Given information:
▬▬▬▬▬▬

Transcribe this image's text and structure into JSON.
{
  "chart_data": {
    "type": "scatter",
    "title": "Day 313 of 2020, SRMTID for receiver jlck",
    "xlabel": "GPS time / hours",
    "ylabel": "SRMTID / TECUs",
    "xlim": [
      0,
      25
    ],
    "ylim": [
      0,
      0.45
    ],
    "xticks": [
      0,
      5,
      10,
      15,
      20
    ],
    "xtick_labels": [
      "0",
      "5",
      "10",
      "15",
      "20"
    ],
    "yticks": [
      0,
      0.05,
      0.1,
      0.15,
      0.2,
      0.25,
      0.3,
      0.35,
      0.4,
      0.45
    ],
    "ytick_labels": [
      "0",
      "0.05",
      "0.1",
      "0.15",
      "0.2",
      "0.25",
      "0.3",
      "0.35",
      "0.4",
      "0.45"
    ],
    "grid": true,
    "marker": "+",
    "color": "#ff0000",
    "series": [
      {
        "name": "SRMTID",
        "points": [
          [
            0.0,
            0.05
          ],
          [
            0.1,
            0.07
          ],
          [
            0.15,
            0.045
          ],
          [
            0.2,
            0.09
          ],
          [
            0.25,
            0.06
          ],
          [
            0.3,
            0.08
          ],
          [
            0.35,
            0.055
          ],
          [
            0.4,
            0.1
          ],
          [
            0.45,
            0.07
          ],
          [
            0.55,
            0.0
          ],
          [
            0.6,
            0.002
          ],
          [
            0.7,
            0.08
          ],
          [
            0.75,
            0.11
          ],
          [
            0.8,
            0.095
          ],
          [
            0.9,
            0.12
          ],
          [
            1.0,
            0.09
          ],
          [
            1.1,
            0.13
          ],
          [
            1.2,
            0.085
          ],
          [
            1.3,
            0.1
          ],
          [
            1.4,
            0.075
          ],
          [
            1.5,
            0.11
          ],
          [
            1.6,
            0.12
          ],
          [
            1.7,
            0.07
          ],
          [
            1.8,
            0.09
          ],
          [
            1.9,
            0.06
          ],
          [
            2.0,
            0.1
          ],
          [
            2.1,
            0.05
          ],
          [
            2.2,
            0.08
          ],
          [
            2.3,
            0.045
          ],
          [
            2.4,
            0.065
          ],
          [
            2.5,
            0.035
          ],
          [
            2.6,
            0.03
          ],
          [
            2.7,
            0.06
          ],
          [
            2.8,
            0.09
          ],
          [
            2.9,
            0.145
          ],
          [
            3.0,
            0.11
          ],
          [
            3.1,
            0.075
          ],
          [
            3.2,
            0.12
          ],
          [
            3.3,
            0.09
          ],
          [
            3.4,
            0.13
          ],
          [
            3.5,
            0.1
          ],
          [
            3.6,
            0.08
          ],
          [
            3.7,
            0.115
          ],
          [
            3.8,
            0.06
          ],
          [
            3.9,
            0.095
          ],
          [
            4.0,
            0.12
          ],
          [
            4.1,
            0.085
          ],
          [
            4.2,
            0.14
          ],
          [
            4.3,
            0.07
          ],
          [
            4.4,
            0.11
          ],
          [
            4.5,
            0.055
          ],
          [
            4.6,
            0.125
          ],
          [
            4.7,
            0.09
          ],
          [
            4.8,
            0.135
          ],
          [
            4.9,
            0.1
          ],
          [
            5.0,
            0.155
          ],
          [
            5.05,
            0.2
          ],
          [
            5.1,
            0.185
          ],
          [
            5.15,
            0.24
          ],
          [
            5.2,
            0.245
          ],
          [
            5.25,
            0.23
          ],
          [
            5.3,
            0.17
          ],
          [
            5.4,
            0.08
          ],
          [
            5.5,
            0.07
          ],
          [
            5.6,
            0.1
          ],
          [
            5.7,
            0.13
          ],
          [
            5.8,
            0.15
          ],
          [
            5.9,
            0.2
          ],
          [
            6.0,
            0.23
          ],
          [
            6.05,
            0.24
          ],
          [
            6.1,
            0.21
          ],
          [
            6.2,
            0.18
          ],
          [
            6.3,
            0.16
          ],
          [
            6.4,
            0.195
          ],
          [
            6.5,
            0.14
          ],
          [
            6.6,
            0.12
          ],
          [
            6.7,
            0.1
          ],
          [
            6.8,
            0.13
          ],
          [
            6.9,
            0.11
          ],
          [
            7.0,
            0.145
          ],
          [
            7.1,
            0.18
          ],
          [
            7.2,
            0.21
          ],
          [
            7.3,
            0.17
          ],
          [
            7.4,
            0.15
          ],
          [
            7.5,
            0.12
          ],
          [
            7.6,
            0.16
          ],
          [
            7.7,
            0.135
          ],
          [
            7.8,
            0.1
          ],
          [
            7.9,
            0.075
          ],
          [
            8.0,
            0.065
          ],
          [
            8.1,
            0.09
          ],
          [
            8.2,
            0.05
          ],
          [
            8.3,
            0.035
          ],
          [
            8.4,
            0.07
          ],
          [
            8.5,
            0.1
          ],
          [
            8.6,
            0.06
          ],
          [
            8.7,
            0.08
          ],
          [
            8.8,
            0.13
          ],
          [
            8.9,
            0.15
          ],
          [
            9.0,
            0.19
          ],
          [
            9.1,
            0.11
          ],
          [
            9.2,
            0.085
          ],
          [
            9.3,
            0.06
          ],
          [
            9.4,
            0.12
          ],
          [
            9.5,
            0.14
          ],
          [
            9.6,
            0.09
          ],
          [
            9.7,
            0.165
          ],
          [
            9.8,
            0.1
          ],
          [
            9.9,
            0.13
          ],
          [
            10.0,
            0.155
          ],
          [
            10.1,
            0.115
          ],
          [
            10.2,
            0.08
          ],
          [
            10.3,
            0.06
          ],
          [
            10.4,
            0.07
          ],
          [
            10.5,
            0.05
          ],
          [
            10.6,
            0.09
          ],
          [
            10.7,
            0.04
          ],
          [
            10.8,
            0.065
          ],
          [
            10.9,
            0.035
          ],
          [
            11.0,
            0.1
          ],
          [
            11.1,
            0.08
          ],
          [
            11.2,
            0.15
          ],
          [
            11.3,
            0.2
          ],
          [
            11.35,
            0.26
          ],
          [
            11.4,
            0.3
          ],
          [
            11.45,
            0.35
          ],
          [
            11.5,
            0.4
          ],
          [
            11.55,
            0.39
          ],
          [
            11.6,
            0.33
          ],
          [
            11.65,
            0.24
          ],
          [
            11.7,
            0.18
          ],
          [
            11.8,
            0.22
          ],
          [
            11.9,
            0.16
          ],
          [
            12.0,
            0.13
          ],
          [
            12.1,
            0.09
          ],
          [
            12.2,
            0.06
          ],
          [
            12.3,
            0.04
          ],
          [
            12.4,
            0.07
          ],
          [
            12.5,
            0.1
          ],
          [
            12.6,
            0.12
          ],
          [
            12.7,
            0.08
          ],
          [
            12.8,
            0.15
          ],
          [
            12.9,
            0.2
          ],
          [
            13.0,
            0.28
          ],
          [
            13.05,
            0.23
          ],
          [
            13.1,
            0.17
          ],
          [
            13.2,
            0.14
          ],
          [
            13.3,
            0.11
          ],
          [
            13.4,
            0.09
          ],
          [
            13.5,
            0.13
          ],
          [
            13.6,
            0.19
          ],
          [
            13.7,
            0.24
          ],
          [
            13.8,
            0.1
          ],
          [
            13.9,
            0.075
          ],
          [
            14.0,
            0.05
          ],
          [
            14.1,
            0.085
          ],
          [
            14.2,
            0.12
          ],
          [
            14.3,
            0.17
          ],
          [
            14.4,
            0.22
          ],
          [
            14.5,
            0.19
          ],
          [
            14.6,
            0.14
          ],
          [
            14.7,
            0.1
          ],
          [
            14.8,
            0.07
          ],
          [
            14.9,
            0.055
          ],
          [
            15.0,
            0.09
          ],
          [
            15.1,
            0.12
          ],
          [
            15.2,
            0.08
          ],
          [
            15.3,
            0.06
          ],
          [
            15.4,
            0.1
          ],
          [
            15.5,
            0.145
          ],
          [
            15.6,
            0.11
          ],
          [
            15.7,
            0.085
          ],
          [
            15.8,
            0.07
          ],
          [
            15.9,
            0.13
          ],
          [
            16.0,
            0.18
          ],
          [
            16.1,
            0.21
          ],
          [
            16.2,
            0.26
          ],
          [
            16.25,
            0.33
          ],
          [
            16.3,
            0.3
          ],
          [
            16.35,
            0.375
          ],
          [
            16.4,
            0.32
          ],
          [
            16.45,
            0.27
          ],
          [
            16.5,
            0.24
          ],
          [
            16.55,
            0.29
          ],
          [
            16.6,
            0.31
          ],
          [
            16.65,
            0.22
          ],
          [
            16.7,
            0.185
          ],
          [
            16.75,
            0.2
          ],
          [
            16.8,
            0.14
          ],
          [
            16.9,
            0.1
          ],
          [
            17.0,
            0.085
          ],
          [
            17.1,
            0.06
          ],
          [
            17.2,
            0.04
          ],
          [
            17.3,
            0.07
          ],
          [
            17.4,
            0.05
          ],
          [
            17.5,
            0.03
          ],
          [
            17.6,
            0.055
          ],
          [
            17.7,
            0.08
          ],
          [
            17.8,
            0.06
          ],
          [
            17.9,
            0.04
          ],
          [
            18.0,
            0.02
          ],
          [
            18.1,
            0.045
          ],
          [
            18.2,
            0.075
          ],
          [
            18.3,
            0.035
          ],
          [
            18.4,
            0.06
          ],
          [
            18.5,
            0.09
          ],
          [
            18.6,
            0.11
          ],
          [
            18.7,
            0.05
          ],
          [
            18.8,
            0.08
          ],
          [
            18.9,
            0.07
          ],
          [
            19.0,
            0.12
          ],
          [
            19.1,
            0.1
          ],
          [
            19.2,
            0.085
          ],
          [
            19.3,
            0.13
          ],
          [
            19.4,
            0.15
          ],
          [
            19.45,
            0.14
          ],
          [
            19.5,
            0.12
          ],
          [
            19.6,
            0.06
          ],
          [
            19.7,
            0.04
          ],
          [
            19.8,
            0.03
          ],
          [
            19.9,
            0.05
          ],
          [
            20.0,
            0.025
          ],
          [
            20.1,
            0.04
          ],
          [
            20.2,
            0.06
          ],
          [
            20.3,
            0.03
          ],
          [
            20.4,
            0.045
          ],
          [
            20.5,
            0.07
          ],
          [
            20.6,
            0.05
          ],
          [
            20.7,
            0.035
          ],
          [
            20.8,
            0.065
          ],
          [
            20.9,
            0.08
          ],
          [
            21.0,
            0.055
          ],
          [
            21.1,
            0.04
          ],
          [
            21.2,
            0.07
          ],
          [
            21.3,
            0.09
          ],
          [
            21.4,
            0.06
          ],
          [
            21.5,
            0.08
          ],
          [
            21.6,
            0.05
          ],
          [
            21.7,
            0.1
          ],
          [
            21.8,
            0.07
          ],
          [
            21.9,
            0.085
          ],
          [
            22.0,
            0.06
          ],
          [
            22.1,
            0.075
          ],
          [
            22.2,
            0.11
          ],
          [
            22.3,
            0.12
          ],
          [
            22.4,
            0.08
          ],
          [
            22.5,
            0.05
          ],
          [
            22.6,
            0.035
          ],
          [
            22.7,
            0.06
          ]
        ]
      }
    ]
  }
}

▬▬▬▬▬▬

Task prompt: List all lines holding the string "SRMTID".

Right answer:
    "title": "Day 313 of 2020, SRMTID for receiver jlck",
    "ylabel": "SRMTID / TECUs",
        "name": "SRMTID",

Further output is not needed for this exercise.